[Goal] Pull every line with the word "ciclo" out of the entries below.

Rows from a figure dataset
>>>

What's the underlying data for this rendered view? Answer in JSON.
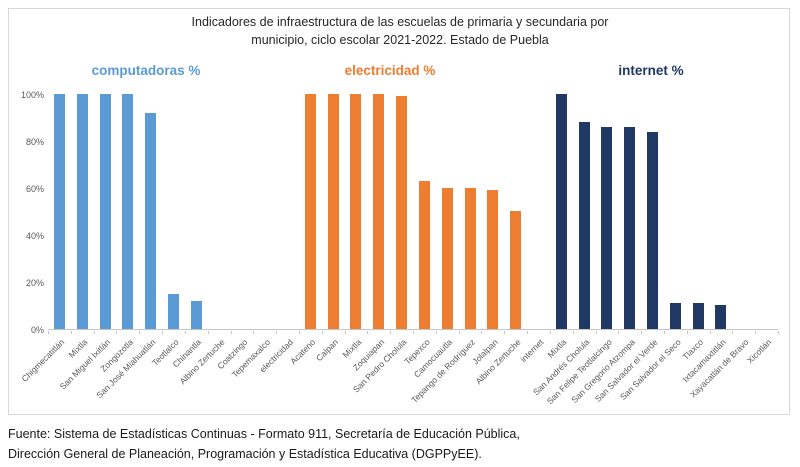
{
  "title": {
    "line1": "Indicadores de infraestructura de las escuelas de primaria y secundaria por",
    "line2": "municipio, ciclo escolar 2021-2022. Estado de Puebla"
  },
  "footer": {
    "line1": "Fuente: Sistema de Estadísticas Continuas - Formato 911, Secretaría de Educación Pública,",
    "line2": "Dirección General de Planeación, Programación y Estadística Educativa (DGPPyEE)."
  },
  "colors": {
    "computadoras": "#5B9BD5",
    "electricidad": "#ED7D31",
    "internet": "#1F3864",
    "axis_text": "#595959",
    "chart_border": "#D9D9D9",
    "axis_line": "#C6C6C6"
  },
  "chart_data": {
    "type": "bar",
    "title": "Indicadores de infraestructura de las escuelas de primaria y secundaria por municipio, ciclo escolar 2021-2022. Estado de Puebla",
    "xlabel": "",
    "ylabel": "",
    "ylim": [
      0,
      100
    ],
    "y_tick_labels": [
      "0%",
      "20%",
      "40%",
      "60%",
      "80%",
      "100%"
    ],
    "grid": false,
    "legend": false,
    "groups": [
      {
        "label": "computadoras %",
        "color": "#5B9BD5",
        "categories": [
          "Chigmecatitlán",
          "Mixtla",
          "San Miguel Ixitlán",
          "Zongozotla",
          "San José Miahuatlán",
          "Teotlalco",
          "Chinantla",
          "Albino Zertuche",
          "Coatzingo",
          "Tepemaxalco"
        ],
        "values": [
          100,
          100,
          100,
          100,
          92,
          15,
          12,
          0,
          0,
          0
        ]
      },
      {
        "label": "electricidad %",
        "color": "#ED7D31",
        "separator_category": "electricidad",
        "categories": [
          "Acateno",
          "Calpan",
          "Mixtla",
          "Zoquiapan",
          "San Pedro Cholula",
          "Tepexco",
          "Camocuautla",
          "Tepango de Rodríguez",
          "Jolalpan",
          "Albino Zertuche"
        ],
        "values": [
          100,
          100,
          100,
          100,
          99,
          63,
          60,
          60,
          59,
          50
        ]
      },
      {
        "label": "internet %",
        "color": "#1F3864",
        "separator_category": "internet",
        "categories": [
          "Mixtla",
          "San Andrés Cholula",
          "San Felipe Teotlalcingo",
          "San Gregorio Atzompa",
          "San Salvador el Verde",
          "San Salvador el Seco",
          "Tlaxco",
          "Ixtacamaxtitlán",
          "Xayacatlán de Bravo",
          "Xicotlán"
        ],
        "values": [
          100,
          88,
          86,
          86,
          84,
          11,
          11,
          10,
          0,
          0
        ]
      }
    ]
  }
}
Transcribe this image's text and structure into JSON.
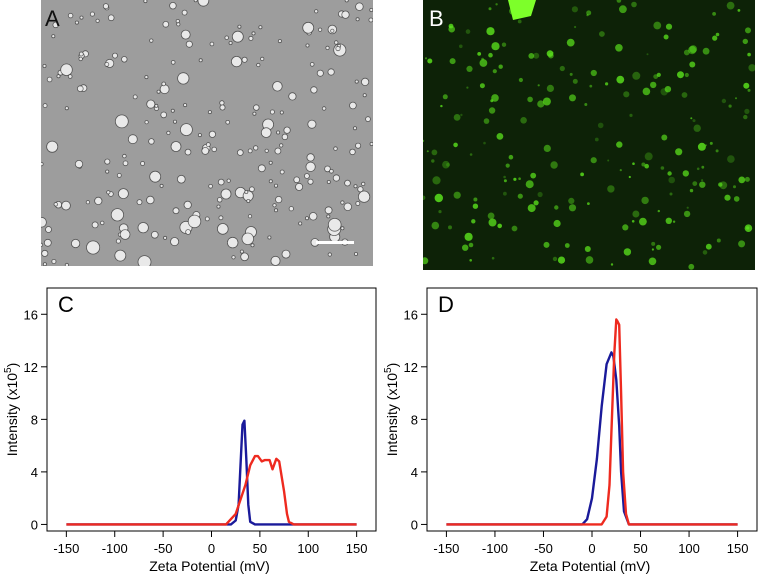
{
  "panels": {
    "a": {
      "letter": "A"
    },
    "b": {
      "letter": "B"
    }
  },
  "colors": {
    "blue_series": "#1a1a9a",
    "red_series": "#ee2a1f",
    "micrograph_bg": "#9d9d9d",
    "fluorescence_bg": "#0d2207",
    "fluorescence_signal": "#59e01c"
  },
  "chart_data": [
    {
      "type": "line",
      "panel_label": "C",
      "xlabel": "Zeta Potential (mV)",
      "ylabel": "Intensity (x10",
      "ylabel_sup": "5",
      "ylabel_close": ")",
      "xlim": [
        -170,
        170
      ],
      "ylim": [
        -0.5,
        18
      ],
      "xticks": [
        -150,
        -100,
        -50,
        0,
        50,
        100,
        150
      ],
      "yticks": [
        0,
        4,
        8,
        12,
        16
      ],
      "grid": false,
      "series": [
        {
          "color_key": "blue_series",
          "x": [
            -150,
            20,
            25,
            28,
            30,
            32,
            34,
            36,
            38,
            40,
            45,
            150
          ],
          "y": [
            0,
            0,
            0.3,
            1.5,
            4.5,
            7.6,
            7.9,
            5.0,
            1.5,
            0.2,
            0,
            0
          ]
        },
        {
          "color_key": "red_series",
          "x": [
            -150,
            15,
            25,
            35,
            40,
            45,
            48,
            52,
            55,
            60,
            63,
            67,
            70,
            75,
            78,
            80,
            85,
            150
          ],
          "y": [
            0,
            0,
            0.8,
            3.0,
            4.5,
            5.2,
            5.2,
            4.8,
            4.9,
            4.9,
            4.2,
            5.0,
            4.8,
            2.5,
            0.8,
            0.2,
            0,
            0
          ]
        }
      ]
    },
    {
      "type": "line",
      "panel_label": "D",
      "xlabel": "Zeta Potential (mV)",
      "ylabel": "Intensity (x10",
      "ylabel_sup": "5",
      "ylabel_close": ")",
      "xlim": [
        -170,
        170
      ],
      "ylim": [
        -0.5,
        18
      ],
      "xticks": [
        -150,
        -100,
        -50,
        0,
        50,
        100,
        150
      ],
      "yticks": [
        0,
        4,
        8,
        12,
        16
      ],
      "grid": false,
      "series": [
        {
          "color_key": "blue_series",
          "x": [
            -150,
            -10,
            -5,
            0,
            5,
            10,
            15,
            20,
            22,
            25,
            28,
            30,
            33,
            38,
            150
          ],
          "y": [
            0,
            0,
            0.4,
            2.0,
            5.0,
            9.0,
            12.2,
            13.1,
            12.8,
            11.0,
            7.5,
            4.0,
            1.0,
            0,
            0
          ]
        },
        {
          "color_key": "red_series",
          "x": [
            -150,
            10,
            15,
            18,
            20,
            23,
            25,
            26,
            28,
            30,
            32,
            35,
            38,
            150
          ],
          "y": [
            0,
            0,
            0.6,
            3.0,
            7.0,
            13.0,
            15.6,
            15.5,
            15.2,
            10.0,
            4.0,
            0.8,
            0,
            0
          ]
        }
      ]
    }
  ]
}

<<<

[Exercise result]
    "line2": "municipio, ciclo escolar 2021-2022. Estado de Puebla"
    "title": "Indicadores de infraestructura de las escuelas de primaria y secundaria por municipio, ciclo escolar 2021-2022. Estado de Puebla",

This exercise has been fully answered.